(Saved entries)

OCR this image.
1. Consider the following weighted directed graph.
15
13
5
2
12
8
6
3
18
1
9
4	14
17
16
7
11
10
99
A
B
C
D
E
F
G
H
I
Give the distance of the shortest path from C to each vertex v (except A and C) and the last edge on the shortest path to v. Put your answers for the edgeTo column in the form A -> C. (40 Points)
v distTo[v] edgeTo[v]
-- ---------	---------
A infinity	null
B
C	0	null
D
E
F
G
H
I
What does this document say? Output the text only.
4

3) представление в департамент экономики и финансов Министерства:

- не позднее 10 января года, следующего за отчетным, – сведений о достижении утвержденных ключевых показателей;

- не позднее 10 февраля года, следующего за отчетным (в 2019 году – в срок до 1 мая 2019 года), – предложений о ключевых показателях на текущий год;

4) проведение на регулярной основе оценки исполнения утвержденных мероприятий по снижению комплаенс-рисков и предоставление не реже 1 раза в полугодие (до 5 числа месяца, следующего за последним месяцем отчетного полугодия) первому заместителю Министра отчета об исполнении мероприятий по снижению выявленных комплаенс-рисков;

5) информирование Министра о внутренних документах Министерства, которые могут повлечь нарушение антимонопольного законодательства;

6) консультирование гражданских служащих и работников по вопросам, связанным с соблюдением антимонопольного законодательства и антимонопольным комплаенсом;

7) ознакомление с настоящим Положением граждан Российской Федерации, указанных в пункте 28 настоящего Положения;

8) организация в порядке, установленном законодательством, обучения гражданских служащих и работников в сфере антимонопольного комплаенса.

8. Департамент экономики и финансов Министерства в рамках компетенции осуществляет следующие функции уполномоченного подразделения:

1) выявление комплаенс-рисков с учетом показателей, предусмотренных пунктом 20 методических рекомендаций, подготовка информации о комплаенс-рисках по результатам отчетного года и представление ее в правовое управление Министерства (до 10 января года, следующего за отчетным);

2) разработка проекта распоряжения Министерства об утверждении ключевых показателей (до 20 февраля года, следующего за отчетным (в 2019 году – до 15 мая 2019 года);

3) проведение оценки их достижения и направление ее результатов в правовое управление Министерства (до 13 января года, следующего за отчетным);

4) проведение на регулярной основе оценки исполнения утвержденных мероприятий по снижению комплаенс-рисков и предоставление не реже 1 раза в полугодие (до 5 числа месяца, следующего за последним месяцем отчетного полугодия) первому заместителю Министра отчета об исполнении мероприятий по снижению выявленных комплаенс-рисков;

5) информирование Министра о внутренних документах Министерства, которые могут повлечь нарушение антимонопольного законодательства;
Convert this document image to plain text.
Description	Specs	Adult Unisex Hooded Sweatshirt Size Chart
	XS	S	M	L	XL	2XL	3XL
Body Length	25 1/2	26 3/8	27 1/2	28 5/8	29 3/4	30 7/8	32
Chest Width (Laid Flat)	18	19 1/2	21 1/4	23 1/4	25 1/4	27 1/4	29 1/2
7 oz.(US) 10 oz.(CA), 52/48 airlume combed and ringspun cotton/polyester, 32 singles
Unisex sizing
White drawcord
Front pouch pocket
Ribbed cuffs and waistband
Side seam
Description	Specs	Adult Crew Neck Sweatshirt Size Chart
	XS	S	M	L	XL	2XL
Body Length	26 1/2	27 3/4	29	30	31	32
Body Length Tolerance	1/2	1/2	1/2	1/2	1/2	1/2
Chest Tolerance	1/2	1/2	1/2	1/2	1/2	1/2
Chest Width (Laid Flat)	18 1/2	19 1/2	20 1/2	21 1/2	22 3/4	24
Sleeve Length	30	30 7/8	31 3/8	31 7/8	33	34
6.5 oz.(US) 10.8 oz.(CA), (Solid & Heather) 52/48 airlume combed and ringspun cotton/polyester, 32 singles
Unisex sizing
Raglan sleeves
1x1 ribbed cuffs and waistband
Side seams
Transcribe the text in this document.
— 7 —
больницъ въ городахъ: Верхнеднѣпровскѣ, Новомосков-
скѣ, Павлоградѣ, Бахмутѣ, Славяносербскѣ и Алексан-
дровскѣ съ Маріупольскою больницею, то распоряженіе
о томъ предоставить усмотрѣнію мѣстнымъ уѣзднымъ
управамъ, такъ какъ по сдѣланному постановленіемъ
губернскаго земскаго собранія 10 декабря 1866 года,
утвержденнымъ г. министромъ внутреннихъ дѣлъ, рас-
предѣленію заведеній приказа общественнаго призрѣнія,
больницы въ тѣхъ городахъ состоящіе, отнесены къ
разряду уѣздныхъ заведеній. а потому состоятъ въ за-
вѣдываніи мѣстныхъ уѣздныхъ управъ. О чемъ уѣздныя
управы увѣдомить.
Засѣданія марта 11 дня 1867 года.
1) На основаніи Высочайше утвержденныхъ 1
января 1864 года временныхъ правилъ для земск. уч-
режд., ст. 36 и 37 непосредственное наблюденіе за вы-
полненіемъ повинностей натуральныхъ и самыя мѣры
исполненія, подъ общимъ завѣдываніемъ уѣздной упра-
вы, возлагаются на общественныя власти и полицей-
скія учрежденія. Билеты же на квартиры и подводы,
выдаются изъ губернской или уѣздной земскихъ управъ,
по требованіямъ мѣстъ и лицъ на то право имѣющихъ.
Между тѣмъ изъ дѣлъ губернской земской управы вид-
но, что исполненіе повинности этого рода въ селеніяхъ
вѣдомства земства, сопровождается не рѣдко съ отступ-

#### [SET EXERCISE]
Give back all the data exactly as written.

#### [FINISHED EXERCISE]
OCR this image.
1. Consider the following weighted directed graph.
15
13
5
2
12
8
6
3
18
1
9
4	14
17
16
7
11
10
99
A
B
C
D
E
F
G
H
I
Give the distance of the shortest path from C to each vertex v (except A and C) and the last edge on the shortest path to v. Put your answers for the edgeTo column in the form A -> C. (40 Points)
v distTo[v] edgeTo[v]
-- ---------	---------
A infinity	null
B
C	0	null
D
E
F
G
H
I
What does this document say? Output the text only.
4

3) представление в департамент экономики и финансов Министерства:

- не позднее 10 января года, следующего за отчетным, – сведений о достижении утвержденных ключевых показателей;

- не позднее 10 февраля года, следующего за отчетным (в 2019 году – в срок до 1 мая 2019 года), – предложений о ключевых показателях на текущий год;

4) проведение на регулярной основе оценки исполнения утвержденных мероприятий по снижению комплаенс-рисков и предоставление не реже 1 раза в полугодие (до 5 числа месяца, следующего за последним месяцем отчетного полугодия) первому заместителю Министра отчета об исполнении мероприятий по снижению выявленных комплаенс-рисков;

5) информирование Министра о внутренних документах Министерства, которые могут повлечь нарушение антимонопольного законодательства;

6) консультирование гражданских служащих и работников по вопросам, связанным с соблюдением антимонопольного законодательства и антимонопольным комплаенсом;

7) ознакомление с настоящим Положением граждан Российской Федерации, указанных в пункте 28 настоящего Положения;

8) организация в порядке, установленном законодательством, обучения гражданских служащих и работников в сфере антимонопольного комплаенса.

8. Департамент экономики и финансов Министерства в рамках компетенции осуществляет следующие функции уполномоченного подразделения:

1) выявление комплаенс-рисков с учетом показателей, предусмотренных пунктом 20 методических рекомендаций, подготовка информации о комплаенс-рисках по результатам отчетного года и представление ее в правовое управление Министерства (до 10 января года, следующего за отчетным);

2) разработка проекта распоряжения Министерства об утверждении ключевых показателей (до 20 февраля года, следующего за отчетным (в 2019 году – до 15 мая 2019 года);

3) проведение оценки их достижения и направление ее результатов в правовое управление Министерства (до 13 января года, следующего за отчетным);

4) проведение на регулярной основе оценки исполнения утвержденных мероприятий по снижению комплаенс-рисков и предоставление не реже 1 раза в полугодие (до 5 числа месяца, следующего за последним месяцем отчетного полугодия) первому заместителю Министра отчета об исполнении мероприятий по снижению выявленных комплаенс-рисков;

5) информирование Министра о внутренних документах Министерства, которые могут повлечь нарушение антимонопольного законодательства;
Convert this document image to plain text.
Description	Specs	Adult Unisex Hooded Sweatshirt Size Chart
	XS	S	M	L	XL	2XL	3XL
Body Length	25 1/2	26 3/8	27 1/2	28 5/8	29 3/4	30 7/8	32
Chest Width (Laid Flat)	18	19 1/2	21 1/4	23 1/4	25 1/4	27 1/4	29 1/2
7 oz.(US) 10 oz.(CA), 52/48 airlume combed and ringspun cotton/polyester, 32 singles
Unisex sizing
White drawcord
Front pouch pocket
Ribbed cuffs and waistband
Side seam
Description	Specs	Adult Crew Neck Sweatshirt Size Chart
	XS	S	M	L	XL	2XL
Body Length	26 1/2	27 3/4	29	30	31	32
Body Length Tolerance	1/2	1/2	1/2	1/2	1/2	1/2
Chest Tolerance	1/2	1/2	1/2	1/2	1/2	1/2
Chest Width (Laid Flat)	18 1/2	19 1/2	20 1/2	21 1/2	22 3/4	24
Sleeve Length	30	30 7/8	31 3/8	31 7/8	33	34
6.5 oz.(US) 10.8 oz.(CA), (Solid & Heather) 52/48 airlume combed and ringspun cotton/polyester, 32 singles
Unisex sizing
Raglan sleeves
1x1 ribbed cuffs and waistband
Side seams
Transcribe the text in this document.
— 7 —
больницъ въ городахъ: Верхнеднѣпровскѣ, Новомосков-
скѣ, Павлоградѣ, Бахмутѣ, Славяносербскѣ и Алексан-
дровскѣ съ Маріупольскою больницею, то распоряженіе
о томъ предоставить усмотрѣнію мѣстнымъ уѣзднымъ
управамъ, такъ какъ по сдѣланному постановленіемъ
губернскаго земскаго собранія 10 декабря 1866 года,
утвержденнымъ г. министромъ внутреннихъ дѣлъ, рас-
предѣленію заведеній приказа общественнаго призрѣнія,
больницы въ тѣхъ городахъ состоящіе, отнесены къ
разряду уѣздныхъ заведеній. а потому состоятъ въ за-
вѣдываніи мѣстныхъ уѣздныхъ управъ. О чемъ уѣздныя
управы увѣдомить.
Засѣданія марта 11 дня 1867 года.
1) На основаніи Высочайше утвержденныхъ 1
января 1864 года временныхъ правилъ для земск. уч-
режд., ст. 36 и 37 непосредственное наблюденіе за вы-
полненіемъ повинностей натуральныхъ и самыя мѣры
исполненія, подъ общимъ завѣдываніемъ уѣздной упра-
вы, возлагаются на общественныя власти и полицей-
скія учрежденія. Билеты же на квартиры и подводы,
выдаются изъ губернской или уѣздной земскихъ управъ,
по требованіямъ мѣстъ и лицъ на то право имѣющихъ.
Между тѣмъ изъ дѣлъ губернской земской управы вид-
но, что исполненіе повинности этого рода въ селеніяхъ
вѣдомства земства, сопровождается не рѣдко съ отступ-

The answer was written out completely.